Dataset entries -

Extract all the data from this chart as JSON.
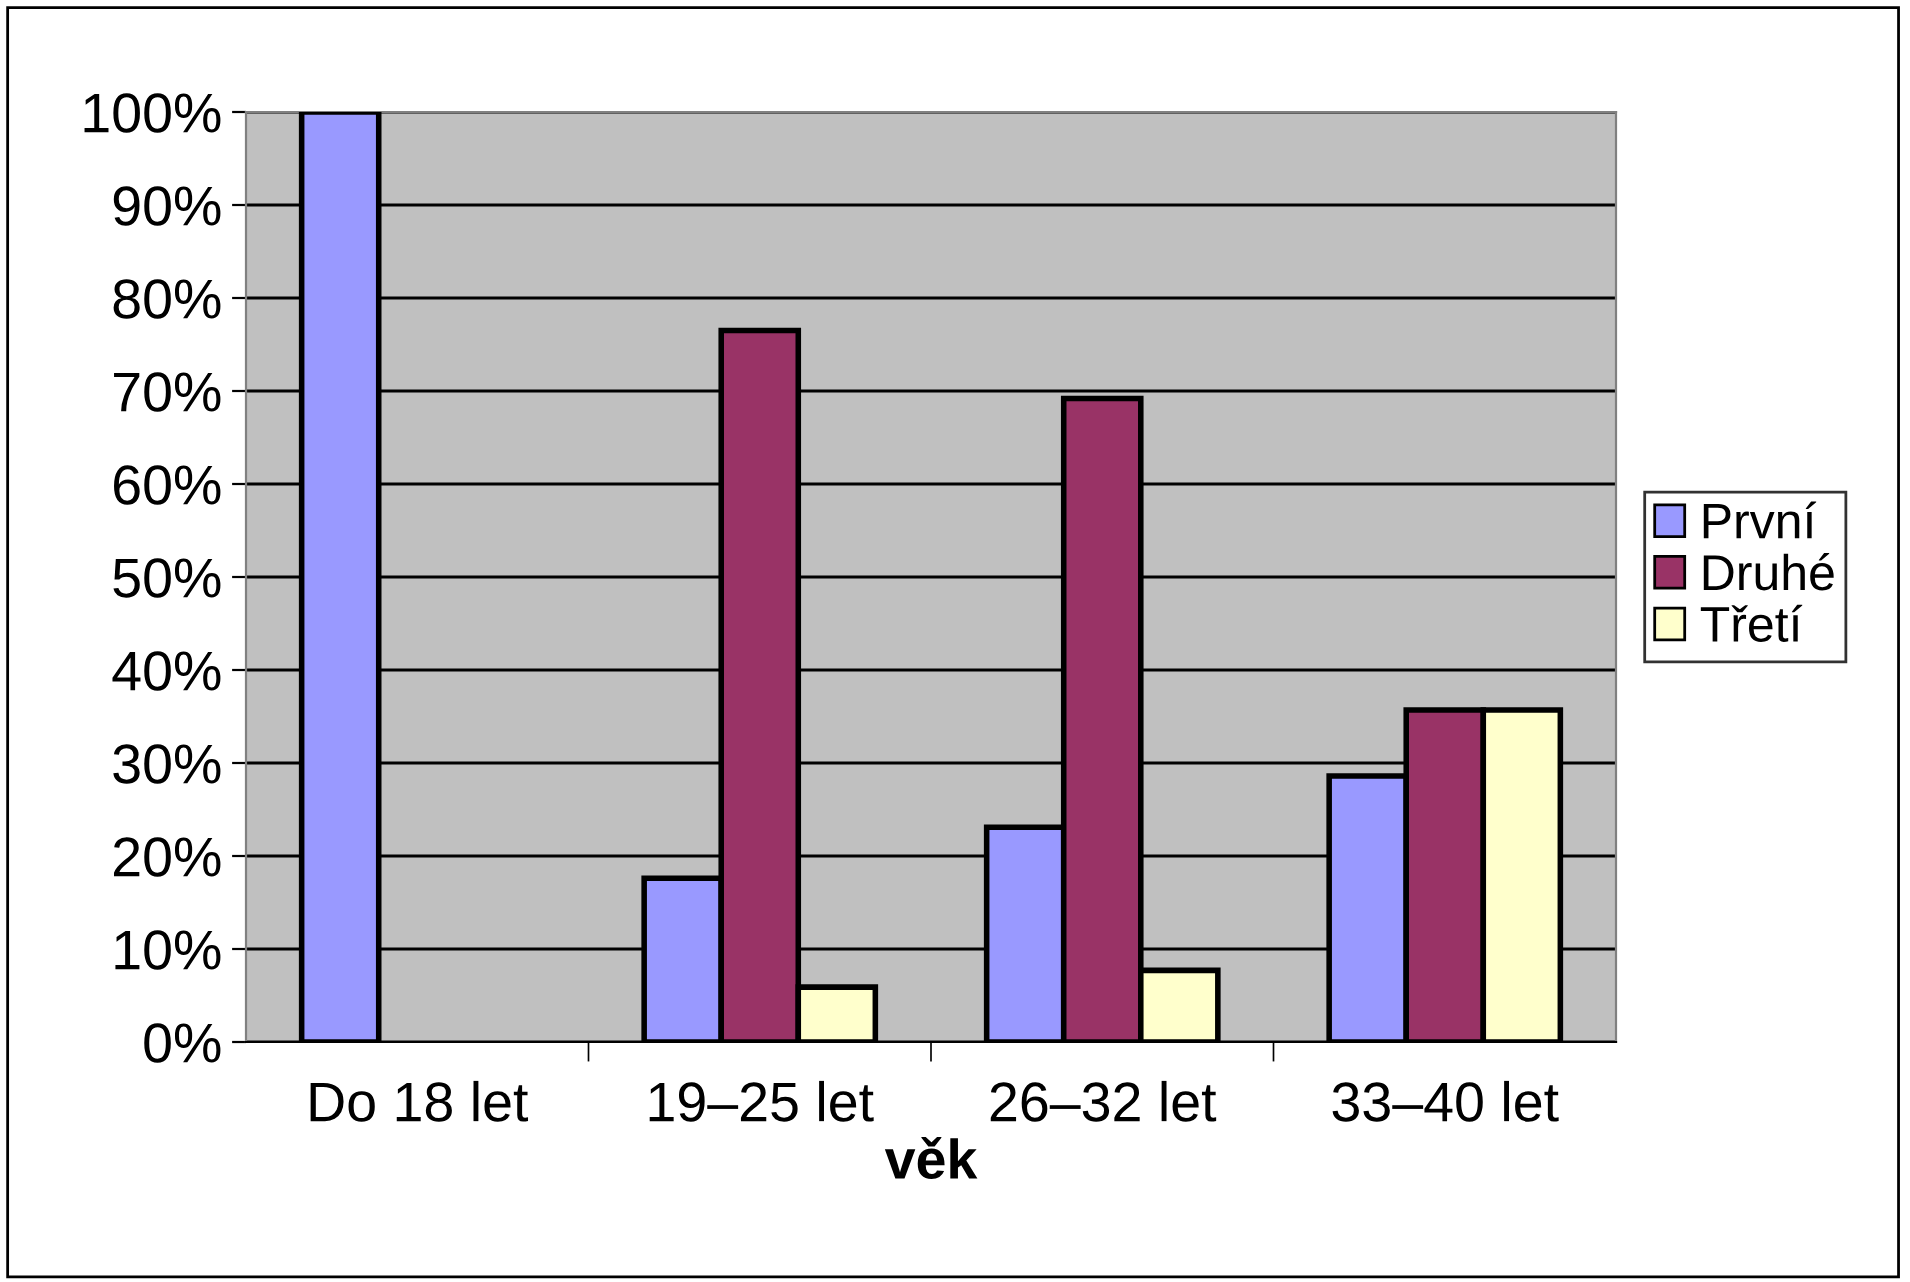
{
  "chart_data": {
    "type": "bar",
    "xlabel": "věk",
    "categories": [
      "Do 18 let",
      "19–25 let",
      "26–32 let",
      "33–40 let"
    ],
    "series": [
      {
        "name": "První",
        "color": "#9999ff",
        "values": [
          100,
          17.6,
          23.1,
          28.6
        ]
      },
      {
        "name": "Druhé",
        "color": "#993366",
        "values": [
          null,
          76.5,
          69.2,
          35.7
        ]
      },
      {
        "name": "Třetí",
        "color": "#ffffcc",
        "values": [
          null,
          5.9,
          7.7,
          35.7
        ]
      }
    ],
    "ylim": [
      0,
      100
    ],
    "yticks": [
      {
        "value": 0,
        "label": "0%"
      },
      {
        "value": 10,
        "label": "10%"
      },
      {
        "value": 20,
        "label": "20%"
      },
      {
        "value": 30,
        "label": "30%"
      },
      {
        "value": 40,
        "label": "40%"
      },
      {
        "value": 50,
        "label": "50%"
      },
      {
        "value": 60,
        "label": "60%"
      },
      {
        "value": 70,
        "label": "70%"
      },
      {
        "value": 80,
        "label": "80%"
      },
      {
        "value": 90,
        "label": "90%"
      },
      {
        "value": 100,
        "label": "100%"
      }
    ],
    "grid": "y",
    "legend": "right"
  }
}
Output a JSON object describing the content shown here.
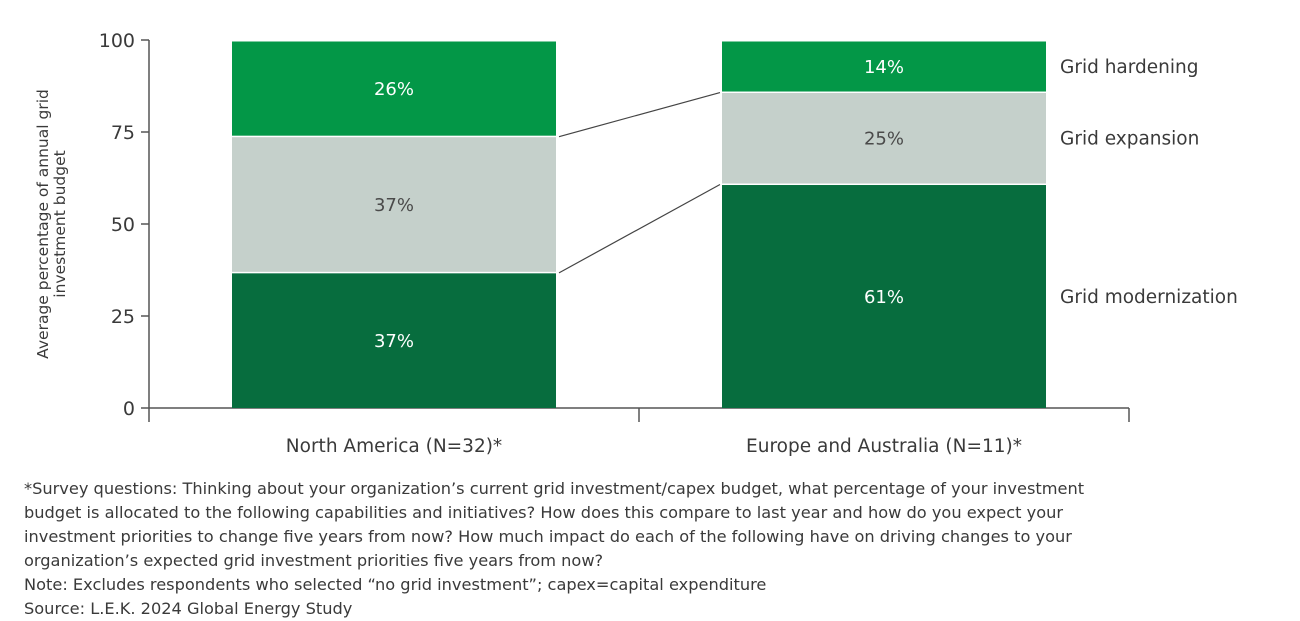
{
  "chart_data": {
    "type": "bar",
    "stacked": true,
    "ylabel": "Average percentage of annual grid investment budget",
    "ylabel_lines": [
      "Average percentage of annual grid",
      "investment budget"
    ],
    "ylim": [
      0,
      100
    ],
    "yticks": [
      0,
      25,
      50,
      75,
      100
    ],
    "grid": false,
    "legend_placement": "right",
    "categories": [
      "North America (N=32)*",
      "Europe and Australia (N=11)*"
    ],
    "series": [
      {
        "name": "Grid modernization",
        "values": [
          37,
          61
        ],
        "labels": [
          "37%",
          "61%"
        ],
        "color": "#076d3e",
        "label_color": "#ffffff"
      },
      {
        "name": "Grid expansion",
        "values": [
          37,
          25
        ],
        "labels": [
          "37%",
          "25%"
        ],
        "color": "#c5d0cb",
        "label_color": "#4a4a4a"
      },
      {
        "name": "Grid hardening",
        "values": [
          26,
          14
        ],
        "labels": [
          "26%",
          "14%"
        ],
        "color": "#039747",
        "label_color": "#ffffff"
      }
    ]
  },
  "footnotes": [
    "*Survey questions: Thinking about your organization’s current grid investment/capex budget, what percentage of your investment",
    "budget is allocated to the following capabilities and initiatives? How does this compare to last year and how do you expect your",
    "investment priorities to change five years from now? How much impact do each of the following have on driving changes to your",
    "organization’s expected grid investment priorities five years from now?",
    "Note: Excludes respondents who selected “no grid investment”; capex=capital expenditure",
    "Source: L.E.K. 2024 Global Energy Study"
  ]
}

Task prompt -
Every line that holds the string "investment" should be returned.

Exercise output -
    "ylabel": "Average percentage of annual grid investment budget",
      "investment budget"
    "*Survey questions: Thinking about your organization’s current grid investment/capex budget, what percentage of your investment",
    "investment priorities to change five years from now? How much impact do each of the following have on driving changes to your",
    "organization’s expected grid investment priorities five years from now?",
    "Note: Excludes respondents who selected “no grid investment”; capex=capital expenditure",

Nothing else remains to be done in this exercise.